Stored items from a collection
----------------

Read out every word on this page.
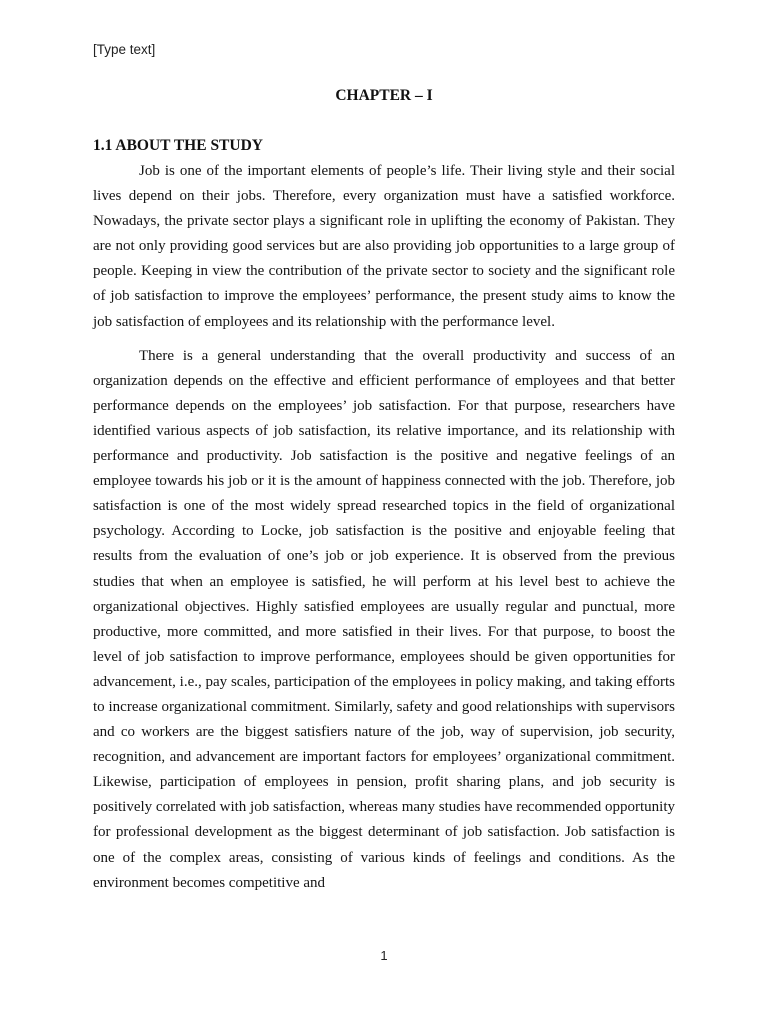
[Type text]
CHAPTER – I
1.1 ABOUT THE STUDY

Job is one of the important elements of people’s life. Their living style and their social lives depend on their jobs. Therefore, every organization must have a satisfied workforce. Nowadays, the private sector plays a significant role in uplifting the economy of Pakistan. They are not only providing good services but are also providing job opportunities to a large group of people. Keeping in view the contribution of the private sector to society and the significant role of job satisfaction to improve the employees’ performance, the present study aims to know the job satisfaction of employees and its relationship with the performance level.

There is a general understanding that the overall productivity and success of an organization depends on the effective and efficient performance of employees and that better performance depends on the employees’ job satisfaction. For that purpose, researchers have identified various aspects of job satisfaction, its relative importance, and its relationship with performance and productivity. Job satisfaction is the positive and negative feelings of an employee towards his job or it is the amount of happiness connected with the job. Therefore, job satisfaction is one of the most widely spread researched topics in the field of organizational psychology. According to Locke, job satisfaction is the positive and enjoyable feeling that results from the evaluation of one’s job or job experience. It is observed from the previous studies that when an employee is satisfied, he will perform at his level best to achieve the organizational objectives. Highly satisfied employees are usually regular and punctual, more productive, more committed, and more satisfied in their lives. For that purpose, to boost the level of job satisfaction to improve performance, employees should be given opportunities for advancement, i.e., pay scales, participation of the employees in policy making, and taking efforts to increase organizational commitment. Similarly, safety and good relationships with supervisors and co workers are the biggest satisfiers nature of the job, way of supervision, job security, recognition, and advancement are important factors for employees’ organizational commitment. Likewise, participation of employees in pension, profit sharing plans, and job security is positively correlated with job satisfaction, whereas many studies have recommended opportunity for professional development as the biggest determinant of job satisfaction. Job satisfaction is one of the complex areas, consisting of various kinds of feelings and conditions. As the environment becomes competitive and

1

----------------

» The request:
Transcribe the records above exactly, leaving out every picture.

» Problem solution:
Read out every word on this page.
[Type text]
CHAPTER – I
1.1 ABOUT THE STUDY

Job is one of the important elements of people’s life. Their living style and their social lives depend on their jobs. Therefore, every organization must have a satisfied workforce. Nowadays, the private sector plays a significant role in uplifting the economy of Pakistan. They are not only providing good services but are also providing job opportunities to a large group of people. Keeping in view the contribution of the private sector to society and the significant role of job satisfaction to improve the employees’ performance, the present study aims to know the job satisfaction of employees and its relationship with the performance level.

There is a general understanding that the overall productivity and success of an organization depends on the effective and efficient performance of employees and that better performance depends on the employees’ job satisfaction. For that purpose, researchers have identified various aspects of job satisfaction, its relative importance, and its relationship with performance and productivity. Job satisfaction is the positive and negative feelings of an employee towards his job or it is the amount of happiness connected with the job. Therefore, job satisfaction is one of the most widely spread researched topics in the field of organizational psychology. According to Locke, job satisfaction is the positive and enjoyable feeling that results from the evaluation of one’s job or job experience. It is observed from the previous studies that when an employee is satisfied, he will perform at his level best to achieve the organizational objectives. Highly satisfied employees are usually regular and punctual, more productive, more committed, and more satisfied in their lives. For that purpose, to boost the level of job satisfaction to improve performance, employees should be given opportunities for advancement, i.e., pay scales, participation of the employees in policy making, and taking efforts to increase organizational commitment. Similarly, safety and good relationships with supervisors and co workers are the biggest satisfiers nature of the job, way of supervision, job security, recognition, and advancement are important factors for employees’ organizational commitment. Likewise, participation of employees in pension, profit sharing plans, and job security is positively correlated with job satisfaction, whereas many studies have recommended opportunity for professional development as the biggest determinant of job satisfaction. Job satisfaction is one of the complex areas, consisting of various kinds of feelings and conditions. As the environment becomes competitive and

1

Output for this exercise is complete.